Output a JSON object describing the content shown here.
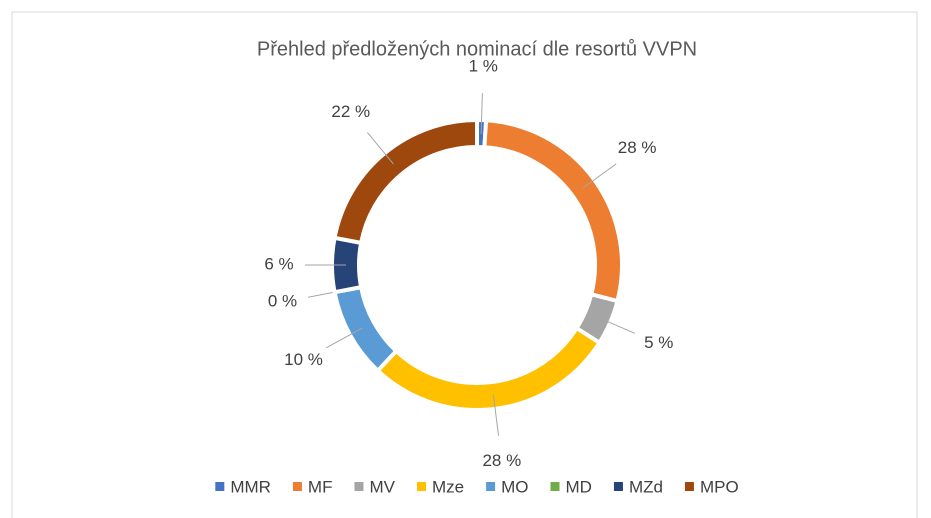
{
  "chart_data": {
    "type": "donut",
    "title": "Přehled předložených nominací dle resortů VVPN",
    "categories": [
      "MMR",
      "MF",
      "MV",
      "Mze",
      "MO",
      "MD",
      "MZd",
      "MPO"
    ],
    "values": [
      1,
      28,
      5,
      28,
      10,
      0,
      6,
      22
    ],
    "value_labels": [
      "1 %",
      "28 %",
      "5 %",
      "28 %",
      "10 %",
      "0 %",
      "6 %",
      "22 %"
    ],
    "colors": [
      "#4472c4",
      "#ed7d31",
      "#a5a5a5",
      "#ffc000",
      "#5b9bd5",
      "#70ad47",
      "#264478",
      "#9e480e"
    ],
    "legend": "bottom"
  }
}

---*---

-- Aim --
Repeat the records above exactly, omitting every picture.

-- Output for this exercise --
Output a JSON object describing the content shown here.
{
  "chart_data": {
    "type": "donut",
    "title": "Přehled předložených nominací dle resortů VVPN",
    "categories": [
      "MMR",
      "MF",
      "MV",
      "Mze",
      "MO",
      "MD",
      "MZd",
      "MPO"
    ],
    "values": [
      1,
      28,
      5,
      28,
      10,
      0,
      6,
      22
    ],
    "value_labels": [
      "1 %",
      "28 %",
      "5 %",
      "28 %",
      "10 %",
      "0 %",
      "6 %",
      "22 %"
    ],
    "colors": [
      "#4472c4",
      "#ed7d31",
      "#a5a5a5",
      "#ffc000",
      "#5b9bd5",
      "#70ad47",
      "#264478",
      "#9e480e"
    ],
    "legend": "bottom"
  }
}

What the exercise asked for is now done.